[begin Data listing]

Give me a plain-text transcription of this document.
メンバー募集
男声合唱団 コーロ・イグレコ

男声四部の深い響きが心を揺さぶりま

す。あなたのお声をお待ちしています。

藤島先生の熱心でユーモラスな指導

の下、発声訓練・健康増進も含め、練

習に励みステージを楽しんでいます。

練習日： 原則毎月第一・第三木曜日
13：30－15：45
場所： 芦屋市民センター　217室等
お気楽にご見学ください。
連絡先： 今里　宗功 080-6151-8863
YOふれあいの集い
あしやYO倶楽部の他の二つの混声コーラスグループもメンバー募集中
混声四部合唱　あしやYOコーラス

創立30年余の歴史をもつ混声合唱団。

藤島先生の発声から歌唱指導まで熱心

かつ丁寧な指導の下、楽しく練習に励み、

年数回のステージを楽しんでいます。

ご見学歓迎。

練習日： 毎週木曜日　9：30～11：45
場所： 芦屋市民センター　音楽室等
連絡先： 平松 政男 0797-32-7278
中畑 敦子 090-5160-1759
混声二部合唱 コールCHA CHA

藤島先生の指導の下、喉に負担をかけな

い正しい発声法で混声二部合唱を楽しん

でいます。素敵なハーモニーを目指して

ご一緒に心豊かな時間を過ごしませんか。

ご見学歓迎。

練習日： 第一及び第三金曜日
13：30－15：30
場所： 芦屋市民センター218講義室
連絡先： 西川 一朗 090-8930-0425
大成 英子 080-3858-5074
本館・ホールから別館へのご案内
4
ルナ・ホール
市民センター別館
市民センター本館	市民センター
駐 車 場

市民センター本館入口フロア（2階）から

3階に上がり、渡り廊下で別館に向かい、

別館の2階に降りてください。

[end Data listing]

§ **Objective**
Reproduce each entry word for word.

§ **Task solution**
Give me a plain-text transcription of this document.
メンバー募集
男声合唱団 コーロ・イグレコ

男声四部の深い響きが心を揺さぶりま

す。あなたのお声をお待ちしています。

藤島先生の熱心でユーモラスな指導

の下、発声訓練・健康増進も含め、練

習に励みステージを楽しんでいます。

練習日： 原則毎月第一・第三木曜日
13：30－15：45
場所： 芦屋市民センター　217室等
お気楽にご見学ください。
連絡先： 今里　宗功 080-6151-8863
YOふれあいの集い
あしやYO倶楽部の他の二つの混声コーラスグループもメンバー募集中
混声四部合唱　あしやYOコーラス

創立30年余の歴史をもつ混声合唱団。

藤島先生の発声から歌唱指導まで熱心

かつ丁寧な指導の下、楽しく練習に励み、

年数回のステージを楽しんでいます。

ご見学歓迎。

練習日： 毎週木曜日　9：30～11：45
場所： 芦屋市民センター　音楽室等
連絡先： 平松 政男 0797-32-7278
中畑 敦子 090-5160-1759
混声二部合唱 コールCHA CHA

藤島先生の指導の下、喉に負担をかけな

い正しい発声法で混声二部合唱を楽しん

でいます。素敵なハーモニーを目指して

ご一緒に心豊かな時間を過ごしませんか。

ご見学歓迎。

練習日： 第一及び第三金曜日
13：30－15：30
場所： 芦屋市民センター218講義室
連絡先： 西川 一朗 090-8930-0425
大成 英子 080-3858-5074
本館・ホールから別館へのご案内
4
ルナ・ホール
市民センター別館
市民センター本館	市民センター
駐 車 場

市民センター本館入口フロア（2階）から

3階に上がり、渡り廊下で別館に向かい、

別館の2階に降りてください。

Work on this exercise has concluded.